Exercise description
Bring together all lines of the material below that contain the string "savings".
[start Given data]
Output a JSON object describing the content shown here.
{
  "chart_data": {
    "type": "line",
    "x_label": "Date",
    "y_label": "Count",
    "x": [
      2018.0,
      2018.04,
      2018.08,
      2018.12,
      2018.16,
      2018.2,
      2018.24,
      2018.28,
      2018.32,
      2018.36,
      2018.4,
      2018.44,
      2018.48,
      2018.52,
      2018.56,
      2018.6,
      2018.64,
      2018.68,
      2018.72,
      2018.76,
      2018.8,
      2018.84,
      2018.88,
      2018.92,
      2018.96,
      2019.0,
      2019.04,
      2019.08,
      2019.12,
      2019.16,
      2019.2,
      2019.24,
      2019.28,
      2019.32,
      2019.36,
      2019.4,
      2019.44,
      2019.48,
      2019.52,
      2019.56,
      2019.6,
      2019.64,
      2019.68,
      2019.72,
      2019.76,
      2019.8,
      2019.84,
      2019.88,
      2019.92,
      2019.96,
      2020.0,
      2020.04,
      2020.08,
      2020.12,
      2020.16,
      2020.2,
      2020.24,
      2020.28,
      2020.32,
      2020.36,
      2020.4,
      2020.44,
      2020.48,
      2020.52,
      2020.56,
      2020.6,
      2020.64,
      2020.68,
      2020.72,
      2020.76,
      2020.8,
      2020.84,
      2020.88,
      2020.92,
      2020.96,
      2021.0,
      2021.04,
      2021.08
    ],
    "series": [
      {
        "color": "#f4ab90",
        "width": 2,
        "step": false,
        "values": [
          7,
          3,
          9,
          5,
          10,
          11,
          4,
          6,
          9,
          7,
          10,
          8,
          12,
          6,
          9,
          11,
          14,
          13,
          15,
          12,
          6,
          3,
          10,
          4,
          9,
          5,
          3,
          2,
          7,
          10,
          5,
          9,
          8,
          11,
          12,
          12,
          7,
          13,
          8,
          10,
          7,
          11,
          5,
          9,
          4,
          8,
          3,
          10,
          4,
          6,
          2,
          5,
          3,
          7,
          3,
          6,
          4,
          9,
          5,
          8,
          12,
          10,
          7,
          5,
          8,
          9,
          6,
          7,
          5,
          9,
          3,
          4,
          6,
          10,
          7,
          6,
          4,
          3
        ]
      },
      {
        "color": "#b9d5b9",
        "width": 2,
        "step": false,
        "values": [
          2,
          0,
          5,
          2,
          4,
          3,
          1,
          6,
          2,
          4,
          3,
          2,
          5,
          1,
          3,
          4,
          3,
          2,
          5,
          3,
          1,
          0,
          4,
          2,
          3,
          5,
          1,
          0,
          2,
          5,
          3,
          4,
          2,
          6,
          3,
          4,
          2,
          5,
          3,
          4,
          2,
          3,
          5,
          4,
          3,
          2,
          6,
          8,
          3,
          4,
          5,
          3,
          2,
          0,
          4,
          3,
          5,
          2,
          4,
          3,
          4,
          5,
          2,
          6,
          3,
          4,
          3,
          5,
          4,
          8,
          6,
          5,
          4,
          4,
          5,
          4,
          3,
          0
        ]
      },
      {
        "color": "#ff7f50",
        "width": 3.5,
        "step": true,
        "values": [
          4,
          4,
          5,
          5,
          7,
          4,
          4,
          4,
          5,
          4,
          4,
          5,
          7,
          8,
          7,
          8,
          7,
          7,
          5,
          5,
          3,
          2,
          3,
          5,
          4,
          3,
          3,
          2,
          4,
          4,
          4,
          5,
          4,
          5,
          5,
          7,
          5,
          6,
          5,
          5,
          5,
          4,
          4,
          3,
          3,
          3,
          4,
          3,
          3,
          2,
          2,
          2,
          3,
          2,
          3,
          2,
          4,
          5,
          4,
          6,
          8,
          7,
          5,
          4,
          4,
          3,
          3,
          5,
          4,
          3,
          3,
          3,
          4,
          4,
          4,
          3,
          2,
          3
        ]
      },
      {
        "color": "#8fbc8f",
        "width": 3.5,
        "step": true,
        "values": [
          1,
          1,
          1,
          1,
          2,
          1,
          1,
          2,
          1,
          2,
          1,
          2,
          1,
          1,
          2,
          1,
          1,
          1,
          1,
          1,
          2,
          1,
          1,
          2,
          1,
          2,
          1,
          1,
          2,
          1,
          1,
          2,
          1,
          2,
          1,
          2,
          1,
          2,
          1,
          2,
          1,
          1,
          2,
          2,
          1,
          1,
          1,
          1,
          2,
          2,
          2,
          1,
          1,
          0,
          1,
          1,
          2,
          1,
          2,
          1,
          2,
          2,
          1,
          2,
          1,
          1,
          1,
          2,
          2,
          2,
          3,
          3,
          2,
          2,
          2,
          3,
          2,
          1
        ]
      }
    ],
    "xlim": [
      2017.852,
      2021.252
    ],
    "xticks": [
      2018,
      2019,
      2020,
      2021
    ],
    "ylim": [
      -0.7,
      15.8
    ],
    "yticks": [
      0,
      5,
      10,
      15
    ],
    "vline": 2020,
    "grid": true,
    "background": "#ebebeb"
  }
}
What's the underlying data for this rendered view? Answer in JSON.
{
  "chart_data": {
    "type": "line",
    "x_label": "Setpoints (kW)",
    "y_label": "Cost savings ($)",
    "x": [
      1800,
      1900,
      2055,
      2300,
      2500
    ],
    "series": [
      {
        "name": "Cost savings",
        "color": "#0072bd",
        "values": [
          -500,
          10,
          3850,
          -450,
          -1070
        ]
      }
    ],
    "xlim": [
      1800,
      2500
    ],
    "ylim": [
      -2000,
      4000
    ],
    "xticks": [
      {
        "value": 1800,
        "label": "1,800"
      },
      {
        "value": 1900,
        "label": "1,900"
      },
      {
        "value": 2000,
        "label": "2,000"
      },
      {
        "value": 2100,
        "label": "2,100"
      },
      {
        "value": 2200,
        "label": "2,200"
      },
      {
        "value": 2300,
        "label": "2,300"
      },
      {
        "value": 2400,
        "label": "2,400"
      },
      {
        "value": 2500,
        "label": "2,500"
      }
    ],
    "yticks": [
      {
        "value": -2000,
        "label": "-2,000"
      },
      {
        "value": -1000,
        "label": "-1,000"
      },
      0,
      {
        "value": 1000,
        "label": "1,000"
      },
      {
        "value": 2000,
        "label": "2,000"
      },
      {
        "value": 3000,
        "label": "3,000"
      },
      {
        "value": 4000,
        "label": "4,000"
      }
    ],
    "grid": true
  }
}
[end Given data]
Reply to the exercise
    "y_label": "Cost savings ($)",
        "name": "Cost savings",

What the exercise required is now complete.